STATED GOAL:
An exact copy of the records is required, minus the pictures they hold.

RAW DATA:
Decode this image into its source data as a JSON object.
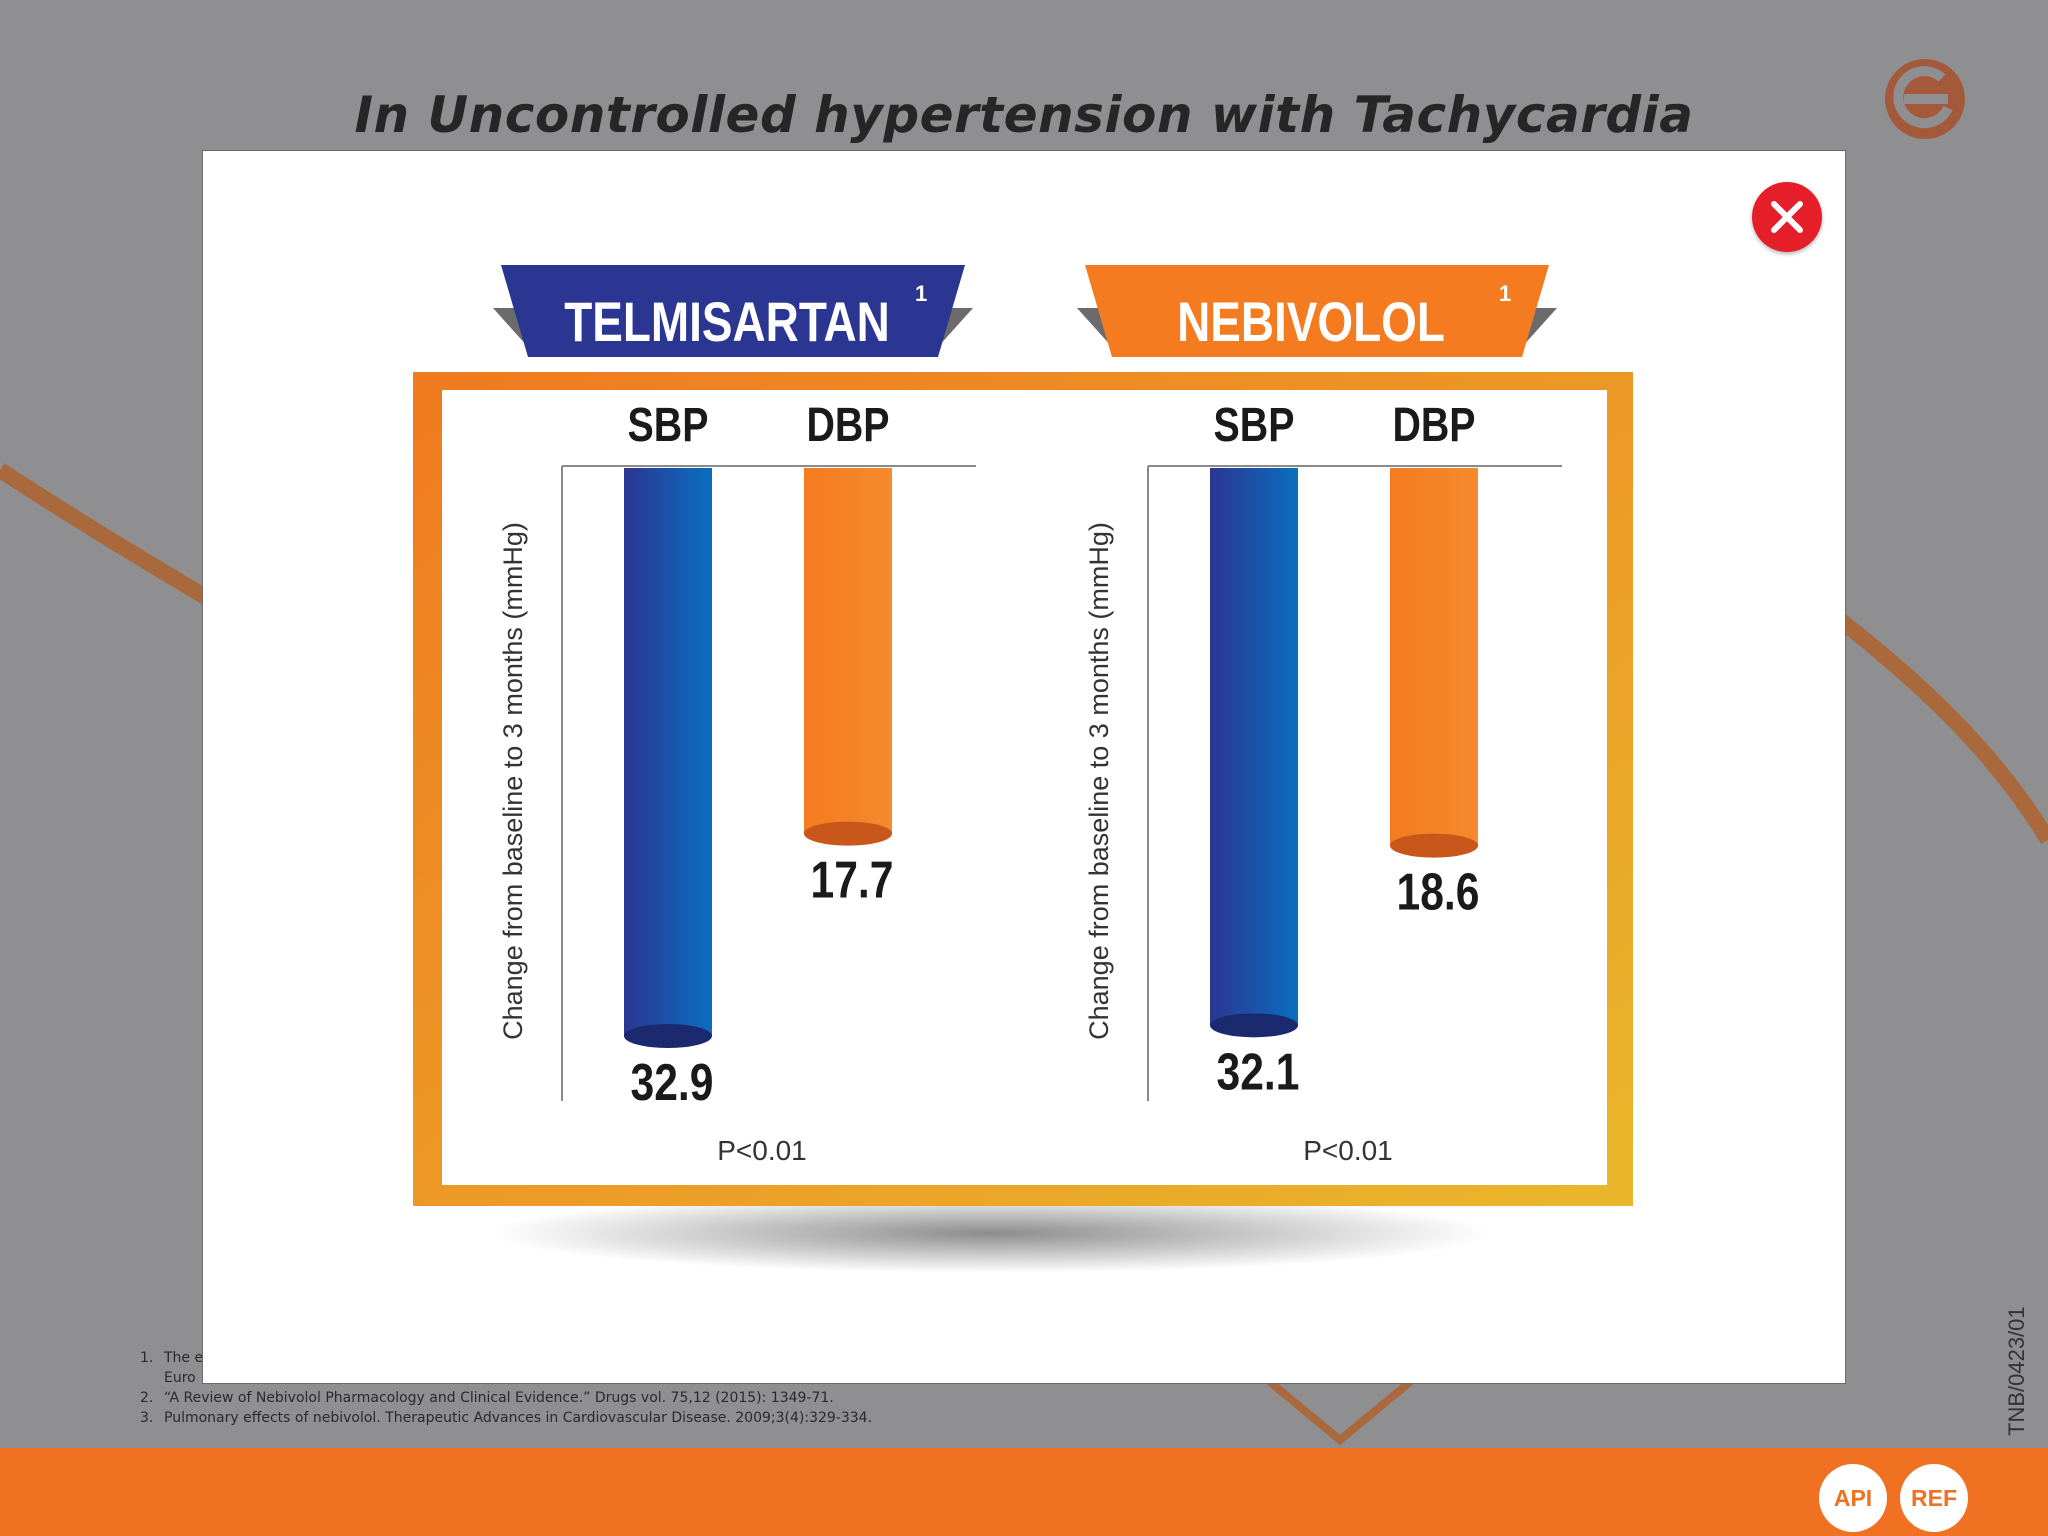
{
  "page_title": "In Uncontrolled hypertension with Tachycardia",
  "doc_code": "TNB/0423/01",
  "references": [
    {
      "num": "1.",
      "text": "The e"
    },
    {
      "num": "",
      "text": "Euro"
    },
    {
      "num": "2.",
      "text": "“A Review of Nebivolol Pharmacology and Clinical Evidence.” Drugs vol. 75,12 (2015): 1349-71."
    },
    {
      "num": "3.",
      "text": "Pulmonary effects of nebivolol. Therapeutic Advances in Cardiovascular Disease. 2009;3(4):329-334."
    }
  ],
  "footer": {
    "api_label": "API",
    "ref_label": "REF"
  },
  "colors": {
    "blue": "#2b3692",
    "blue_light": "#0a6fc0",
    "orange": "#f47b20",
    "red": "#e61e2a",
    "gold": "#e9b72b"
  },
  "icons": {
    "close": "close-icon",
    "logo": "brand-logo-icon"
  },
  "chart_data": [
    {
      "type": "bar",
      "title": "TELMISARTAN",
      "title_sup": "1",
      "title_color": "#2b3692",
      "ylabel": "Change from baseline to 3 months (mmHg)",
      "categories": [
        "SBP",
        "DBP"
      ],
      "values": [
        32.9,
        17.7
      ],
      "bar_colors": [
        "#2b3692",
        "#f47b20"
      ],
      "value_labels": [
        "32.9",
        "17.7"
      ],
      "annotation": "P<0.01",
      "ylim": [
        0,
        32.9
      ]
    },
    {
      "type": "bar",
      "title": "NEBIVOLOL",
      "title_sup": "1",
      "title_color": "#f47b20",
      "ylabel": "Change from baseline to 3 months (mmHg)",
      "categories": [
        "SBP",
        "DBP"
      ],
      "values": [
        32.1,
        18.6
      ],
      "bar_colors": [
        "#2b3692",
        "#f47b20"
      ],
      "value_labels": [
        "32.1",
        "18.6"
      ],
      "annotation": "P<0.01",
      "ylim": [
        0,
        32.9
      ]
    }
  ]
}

EXERCISE SOLUTION:
Decode this image into its source data as a JSON object.
{
  "page_title": "In Uncontrolled hypertension with Tachycardia",
  "doc_code": "TNB/0423/01",
  "references": [
    {
      "num": "1.",
      "text": "The e"
    },
    {
      "num": "",
      "text": "Euro"
    },
    {
      "num": "2.",
      "text": "“A Review of Nebivolol Pharmacology and Clinical Evidence.” Drugs vol. 75,12 (2015): 1349-71."
    },
    {
      "num": "3.",
      "text": "Pulmonary effects of nebivolol. Therapeutic Advances in Cardiovascular Disease. 2009;3(4):329-334."
    }
  ],
  "footer": {
    "api_label": "API",
    "ref_label": "REF"
  },
  "colors": {
    "blue": "#2b3692",
    "blue_light": "#0a6fc0",
    "orange": "#f47b20",
    "red": "#e61e2a",
    "gold": "#e9b72b"
  },
  "icons": {
    "close": "close-icon",
    "logo": "brand-logo-icon"
  },
  "chart_data": [
    {
      "type": "bar",
      "title": "TELMISARTAN",
      "title_sup": "1",
      "title_color": "#2b3692",
      "ylabel": "Change from baseline to 3 months (mmHg)",
      "categories": [
        "SBP",
        "DBP"
      ],
      "values": [
        32.9,
        17.7
      ],
      "bar_colors": [
        "#2b3692",
        "#f47b20"
      ],
      "value_labels": [
        "32.9",
        "17.7"
      ],
      "annotation": "P<0.01",
      "ylim": [
        0,
        32.9
      ]
    },
    {
      "type": "bar",
      "title": "NEBIVOLOL",
      "title_sup": "1",
      "title_color": "#f47b20",
      "ylabel": "Change from baseline to 3 months (mmHg)",
      "categories": [
        "SBP",
        "DBP"
      ],
      "values": [
        32.1,
        18.6
      ],
      "bar_colors": [
        "#2b3692",
        "#f47b20"
      ],
      "value_labels": [
        "32.1",
        "18.6"
      ],
      "annotation": "P<0.01",
      "ylim": [
        0,
        32.9
      ]
    }
  ]
}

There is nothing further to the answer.